## [REQUEST]
Would you transcribe the listing that follows, character for character, and omit its images?
>> BEGIN INPUT FOR THIS TASK
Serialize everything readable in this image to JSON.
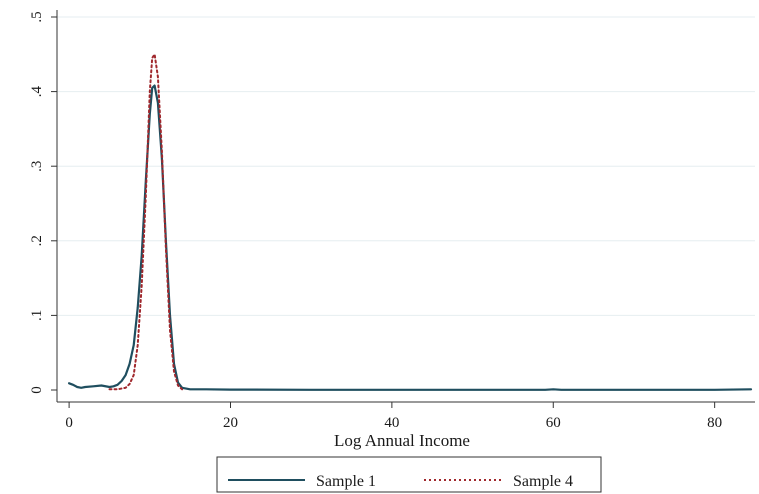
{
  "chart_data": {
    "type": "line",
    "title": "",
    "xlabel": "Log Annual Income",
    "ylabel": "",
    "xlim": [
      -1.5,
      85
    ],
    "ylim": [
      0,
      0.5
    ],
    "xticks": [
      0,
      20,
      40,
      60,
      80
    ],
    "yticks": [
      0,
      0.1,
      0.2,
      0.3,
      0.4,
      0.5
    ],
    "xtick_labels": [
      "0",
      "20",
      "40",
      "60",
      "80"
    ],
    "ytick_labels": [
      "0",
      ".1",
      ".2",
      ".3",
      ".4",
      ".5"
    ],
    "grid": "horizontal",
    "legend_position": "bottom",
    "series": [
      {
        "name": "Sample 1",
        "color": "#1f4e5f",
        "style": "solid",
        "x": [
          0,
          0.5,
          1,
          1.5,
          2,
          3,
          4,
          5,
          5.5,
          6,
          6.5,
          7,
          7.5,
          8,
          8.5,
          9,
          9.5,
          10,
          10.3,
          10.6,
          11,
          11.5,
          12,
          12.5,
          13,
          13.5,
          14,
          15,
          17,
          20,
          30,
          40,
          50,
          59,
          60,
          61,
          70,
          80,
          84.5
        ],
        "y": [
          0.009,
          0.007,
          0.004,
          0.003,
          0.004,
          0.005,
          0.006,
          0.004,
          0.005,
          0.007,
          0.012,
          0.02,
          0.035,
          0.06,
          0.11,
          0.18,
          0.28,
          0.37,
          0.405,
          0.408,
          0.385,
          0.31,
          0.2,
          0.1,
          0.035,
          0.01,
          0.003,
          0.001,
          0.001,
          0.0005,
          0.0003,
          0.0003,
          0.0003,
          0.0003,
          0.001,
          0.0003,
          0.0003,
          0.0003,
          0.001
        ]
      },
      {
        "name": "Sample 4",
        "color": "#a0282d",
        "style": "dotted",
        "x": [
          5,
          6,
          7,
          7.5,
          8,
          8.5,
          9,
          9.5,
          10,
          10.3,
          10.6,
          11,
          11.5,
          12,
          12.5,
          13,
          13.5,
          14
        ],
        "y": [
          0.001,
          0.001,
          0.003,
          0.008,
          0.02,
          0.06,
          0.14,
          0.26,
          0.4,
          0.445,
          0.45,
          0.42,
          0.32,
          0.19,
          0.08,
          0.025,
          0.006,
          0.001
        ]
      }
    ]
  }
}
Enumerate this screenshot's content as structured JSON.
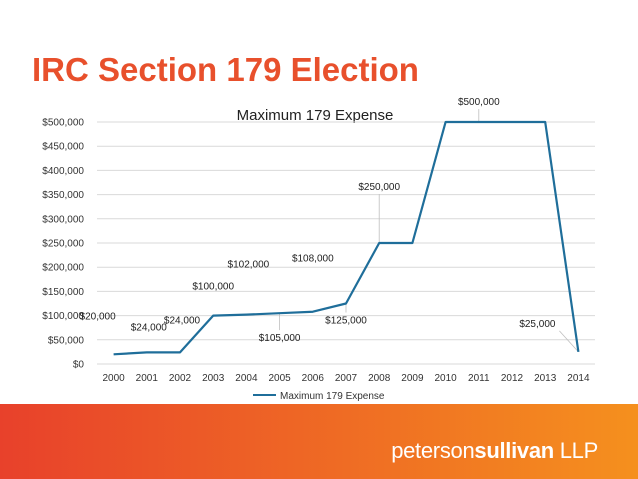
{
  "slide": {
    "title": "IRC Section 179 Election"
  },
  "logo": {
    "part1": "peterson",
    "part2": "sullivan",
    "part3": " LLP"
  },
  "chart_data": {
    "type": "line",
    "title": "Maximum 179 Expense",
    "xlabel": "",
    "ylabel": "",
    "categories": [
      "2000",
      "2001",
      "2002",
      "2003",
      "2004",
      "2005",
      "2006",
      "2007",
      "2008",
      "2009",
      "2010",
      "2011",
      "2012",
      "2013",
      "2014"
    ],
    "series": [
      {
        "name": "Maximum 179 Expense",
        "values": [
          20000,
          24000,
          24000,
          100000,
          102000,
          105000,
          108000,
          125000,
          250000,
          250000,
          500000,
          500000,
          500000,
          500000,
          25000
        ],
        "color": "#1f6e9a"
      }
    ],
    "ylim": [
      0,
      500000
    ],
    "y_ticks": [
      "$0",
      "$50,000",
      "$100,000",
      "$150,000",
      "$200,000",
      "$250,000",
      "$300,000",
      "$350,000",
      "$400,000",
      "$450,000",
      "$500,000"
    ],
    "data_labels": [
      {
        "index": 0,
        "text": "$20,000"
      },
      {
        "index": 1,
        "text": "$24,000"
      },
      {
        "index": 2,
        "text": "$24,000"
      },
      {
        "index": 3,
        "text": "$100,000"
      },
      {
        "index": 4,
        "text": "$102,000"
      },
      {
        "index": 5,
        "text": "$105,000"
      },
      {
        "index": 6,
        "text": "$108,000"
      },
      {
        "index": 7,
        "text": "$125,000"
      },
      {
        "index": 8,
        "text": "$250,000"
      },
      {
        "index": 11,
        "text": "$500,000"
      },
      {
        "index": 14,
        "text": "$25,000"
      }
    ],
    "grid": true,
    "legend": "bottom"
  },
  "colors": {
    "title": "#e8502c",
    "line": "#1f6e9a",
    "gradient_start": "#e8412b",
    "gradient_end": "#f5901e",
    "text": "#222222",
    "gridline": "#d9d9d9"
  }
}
>> END INPUT FOR THIS TASK
## [TASK ANSWER]
Serialize everything readable in this image to JSON.
{
  "chart_data": {
    "type": "line",
    "title": "",
    "xlabel": "Log Annual Income",
    "ylabel": "",
    "xlim": [
      -1.5,
      85
    ],
    "ylim": [
      0,
      0.5
    ],
    "xticks": [
      0,
      20,
      40,
      60,
      80
    ],
    "yticks": [
      0,
      0.1,
      0.2,
      0.3,
      0.4,
      0.5
    ],
    "xtick_labels": [
      "0",
      "20",
      "40",
      "60",
      "80"
    ],
    "ytick_labels": [
      "0",
      ".1",
      ".2",
      ".3",
      ".4",
      ".5"
    ],
    "grid": "horizontal",
    "legend_position": "bottom",
    "series": [
      {
        "name": "Sample 1",
        "color": "#1f4e5f",
        "style": "solid",
        "x": [
          0,
          0.5,
          1,
          1.5,
          2,
          3,
          4,
          5,
          5.5,
          6,
          6.5,
          7,
          7.5,
          8,
          8.5,
          9,
          9.5,
          10,
          10.3,
          10.6,
          11,
          11.5,
          12,
          12.5,
          13,
          13.5,
          14,
          15,
          17,
          20,
          30,
          40,
          50,
          59,
          60,
          61,
          70,
          80,
          84.5
        ],
        "y": [
          0.009,
          0.007,
          0.004,
          0.003,
          0.004,
          0.005,
          0.006,
          0.004,
          0.005,
          0.007,
          0.012,
          0.02,
          0.035,
          0.06,
          0.11,
          0.18,
          0.28,
          0.37,
          0.405,
          0.408,
          0.385,
          0.31,
          0.2,
          0.1,
          0.035,
          0.01,
          0.003,
          0.001,
          0.001,
          0.0005,
          0.0003,
          0.0003,
          0.0003,
          0.0003,
          0.001,
          0.0003,
          0.0003,
          0.0003,
          0.001
        ]
      },
      {
        "name": "Sample 4",
        "color": "#a0282d",
        "style": "dotted",
        "x": [
          5,
          6,
          7,
          7.5,
          8,
          8.5,
          9,
          9.5,
          10,
          10.3,
          10.6,
          11,
          11.5,
          12,
          12.5,
          13,
          13.5,
          14
        ],
        "y": [
          0.001,
          0.001,
          0.003,
          0.008,
          0.02,
          0.06,
          0.14,
          0.26,
          0.4,
          0.445,
          0.45,
          0.42,
          0.32,
          0.19,
          0.08,
          0.025,
          0.006,
          0.001
        ]
      }
    ]
  }
}
Enumerate this screenshot's content as structured JSON.
{
  "slide": {
    "title": "IRC Section 179 Election"
  },
  "logo": {
    "part1": "peterson",
    "part2": "sullivan",
    "part3": " LLP"
  },
  "chart_data": {
    "type": "line",
    "title": "Maximum 179 Expense",
    "xlabel": "",
    "ylabel": "",
    "categories": [
      "2000",
      "2001",
      "2002",
      "2003",
      "2004",
      "2005",
      "2006",
      "2007",
      "2008",
      "2009",
      "2010",
      "2011",
      "2012",
      "2013",
      "2014"
    ],
    "series": [
      {
        "name": "Maximum 179 Expense",
        "values": [
          20000,
          24000,
          24000,
          100000,
          102000,
          105000,
          108000,
          125000,
          250000,
          250000,
          500000,
          500000,
          500000,
          500000,
          25000
        ],
        "color": "#1f6e9a"
      }
    ],
    "ylim": [
      0,
      500000
    ],
    "y_ticks": [
      "$0",
      "$50,000",
      "$100,000",
      "$150,000",
      "$200,000",
      "$250,000",
      "$300,000",
      "$350,000",
      "$400,000",
      "$450,000",
      "$500,000"
    ],
    "data_labels": [
      {
        "index": 0,
        "text": "$20,000"
      },
      {
        "index": 1,
        "text": "$24,000"
      },
      {
        "index": 2,
        "text": "$24,000"
      },
      {
        "index": 3,
        "text": "$100,000"
      },
      {
        "index": 4,
        "text": "$102,000"
      },
      {
        "index": 5,
        "text": "$105,000"
      },
      {
        "index": 6,
        "text": "$108,000"
      },
      {
        "index": 7,
        "text": "$125,000"
      },
      {
        "index": 8,
        "text": "$250,000"
      },
      {
        "index": 11,
        "text": "$500,000"
      },
      {
        "index": 14,
        "text": "$25,000"
      }
    ],
    "grid": true,
    "legend": "bottom"
  },
  "colors": {
    "title": "#e8502c",
    "line": "#1f6e9a",
    "gradient_start": "#e8412b",
    "gradient_end": "#f5901e",
    "text": "#222222",
    "gridline": "#d9d9d9"
  }
}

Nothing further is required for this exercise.